%%

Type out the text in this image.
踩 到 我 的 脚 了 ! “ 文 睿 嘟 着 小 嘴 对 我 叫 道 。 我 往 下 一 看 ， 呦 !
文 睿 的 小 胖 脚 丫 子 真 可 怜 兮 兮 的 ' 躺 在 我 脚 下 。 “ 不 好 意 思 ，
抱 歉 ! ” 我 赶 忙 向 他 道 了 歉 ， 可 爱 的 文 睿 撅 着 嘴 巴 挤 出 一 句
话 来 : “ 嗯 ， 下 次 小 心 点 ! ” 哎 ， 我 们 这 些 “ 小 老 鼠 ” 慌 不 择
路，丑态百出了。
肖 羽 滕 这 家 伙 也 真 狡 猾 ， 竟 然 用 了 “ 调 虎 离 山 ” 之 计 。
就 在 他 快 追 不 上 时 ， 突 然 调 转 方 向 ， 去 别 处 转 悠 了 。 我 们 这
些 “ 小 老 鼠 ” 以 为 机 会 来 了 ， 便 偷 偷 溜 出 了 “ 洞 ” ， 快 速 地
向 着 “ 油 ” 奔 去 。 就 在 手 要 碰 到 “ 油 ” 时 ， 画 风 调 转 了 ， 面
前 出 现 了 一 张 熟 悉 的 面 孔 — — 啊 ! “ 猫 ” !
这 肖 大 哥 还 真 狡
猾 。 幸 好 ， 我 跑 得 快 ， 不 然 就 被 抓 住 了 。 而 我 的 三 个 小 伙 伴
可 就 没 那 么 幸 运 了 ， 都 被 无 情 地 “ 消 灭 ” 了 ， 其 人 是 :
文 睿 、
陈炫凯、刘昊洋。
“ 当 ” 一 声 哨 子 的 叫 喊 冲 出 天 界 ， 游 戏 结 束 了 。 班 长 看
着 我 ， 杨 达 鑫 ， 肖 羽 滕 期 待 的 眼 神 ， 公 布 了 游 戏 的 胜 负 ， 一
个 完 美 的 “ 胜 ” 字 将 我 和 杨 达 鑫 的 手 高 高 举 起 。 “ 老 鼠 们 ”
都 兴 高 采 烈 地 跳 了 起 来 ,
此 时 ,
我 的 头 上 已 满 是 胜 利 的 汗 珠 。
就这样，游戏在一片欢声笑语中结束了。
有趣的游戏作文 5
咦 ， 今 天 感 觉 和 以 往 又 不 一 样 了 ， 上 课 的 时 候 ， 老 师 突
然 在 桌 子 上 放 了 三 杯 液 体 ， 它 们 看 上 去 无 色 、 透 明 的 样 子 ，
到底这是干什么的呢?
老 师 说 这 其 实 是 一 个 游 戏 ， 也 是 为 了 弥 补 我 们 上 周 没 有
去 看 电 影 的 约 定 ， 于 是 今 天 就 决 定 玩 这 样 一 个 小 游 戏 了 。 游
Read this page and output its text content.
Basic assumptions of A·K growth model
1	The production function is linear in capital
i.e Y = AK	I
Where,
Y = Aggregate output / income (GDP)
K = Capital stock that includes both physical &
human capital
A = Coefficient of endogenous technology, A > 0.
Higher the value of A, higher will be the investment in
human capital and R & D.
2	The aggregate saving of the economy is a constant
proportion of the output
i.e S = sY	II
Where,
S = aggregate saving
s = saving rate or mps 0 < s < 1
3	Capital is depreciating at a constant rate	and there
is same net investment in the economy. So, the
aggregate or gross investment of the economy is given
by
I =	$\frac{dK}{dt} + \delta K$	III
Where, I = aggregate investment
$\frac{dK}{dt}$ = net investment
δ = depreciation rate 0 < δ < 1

%%

SET PROBLEM:
Word for word, write out all of the data above.

TASK RESULT:
Type out the text in this image.
踩 到 我 的 脚 了 ! “ 文 睿 嘟 着 小 嘴 对 我 叫 道 。 我 往 下 一 看 ， 呦 !
文 睿 的 小 胖 脚 丫 子 真 可 怜 兮 兮 的 ' 躺 在 我 脚 下 。 “ 不 好 意 思 ，
抱 歉 ! ” 我 赶 忙 向 他 道 了 歉 ， 可 爱 的 文 睿 撅 着 嘴 巴 挤 出 一 句
话 来 : “ 嗯 ， 下 次 小 心 点 ! ” 哎 ， 我 们 这 些 “ 小 老 鼠 ” 慌 不 择
路，丑态百出了。
肖 羽 滕 这 家 伙 也 真 狡 猾 ， 竟 然 用 了 “ 调 虎 离 山 ” 之 计 。
就 在 他 快 追 不 上 时 ， 突 然 调 转 方 向 ， 去 别 处 转 悠 了 。 我 们 这
些 “ 小 老 鼠 ” 以 为 机 会 来 了 ， 便 偷 偷 溜 出 了 “ 洞 ” ， 快 速 地
向 着 “ 油 ” 奔 去 。 就 在 手 要 碰 到 “ 油 ” 时 ， 画 风 调 转 了 ， 面
前 出 现 了 一 张 熟 悉 的 面 孔 — — 啊 ! “ 猫 ” !
这 肖 大 哥 还 真 狡
猾 。 幸 好 ， 我 跑 得 快 ， 不 然 就 被 抓 住 了 。 而 我 的 三 个 小 伙 伴
可 就 没 那 么 幸 运 了 ， 都 被 无 情 地 “ 消 灭 ” 了 ， 其 人 是 :
文 睿 、
陈炫凯、刘昊洋。
“ 当 ” 一 声 哨 子 的 叫 喊 冲 出 天 界 ， 游 戏 结 束 了 。 班 长 看
着 我 ， 杨 达 鑫 ， 肖 羽 滕 期 待 的 眼 神 ， 公 布 了 游 戏 的 胜 负 ， 一
个 完 美 的 “ 胜 ” 字 将 我 和 杨 达 鑫 的 手 高 高 举 起 。 “ 老 鼠 们 ”
都 兴 高 采 烈 地 跳 了 起 来 ,
此 时 ,
我 的 头 上 已 满 是 胜 利 的 汗 珠 。
就这样，游戏在一片欢声笑语中结束了。
有趣的游戏作文 5
咦 ， 今 天 感 觉 和 以 往 又 不 一 样 了 ， 上 课 的 时 候 ， 老 师 突
然 在 桌 子 上 放 了 三 杯 液 体 ， 它 们 看 上 去 无 色 、 透 明 的 样 子 ，
到底这是干什么的呢?
老 师 说 这 其 实 是 一 个 游 戏 ， 也 是 为 了 弥 补 我 们 上 周 没 有
去 看 电 影 的 约 定 ， 于 是 今 天 就 决 定 玩 这 样 一 个 小 游 戏 了 。 游
Read this page and output its text content.
Basic assumptions of A·K growth model
1	The production function is linear in capital
i.e Y = AK	I
Where,
Y = Aggregate output / income (GDP)
K = Capital stock that includes both physical &
human capital
A = Coefficient of endogenous technology, A > 0.
Higher the value of A, higher will be the investment in
human capital and R & D.
2	The aggregate saving of the economy is a constant
proportion of the output
i.e S = sY	II
Where,
S = aggregate saving
s = saving rate or mps 0 < s < 1
3	Capital is depreciating at a constant rate	and there
is same net investment in the economy. So, the
aggregate or gross investment of the economy is given
by
I =	$\frac{dK}{dt} + \delta K$	III
Where, I = aggregate investment
$\frac{dK}{dt}$ = net investment
δ = depreciation rate 0 < δ < 1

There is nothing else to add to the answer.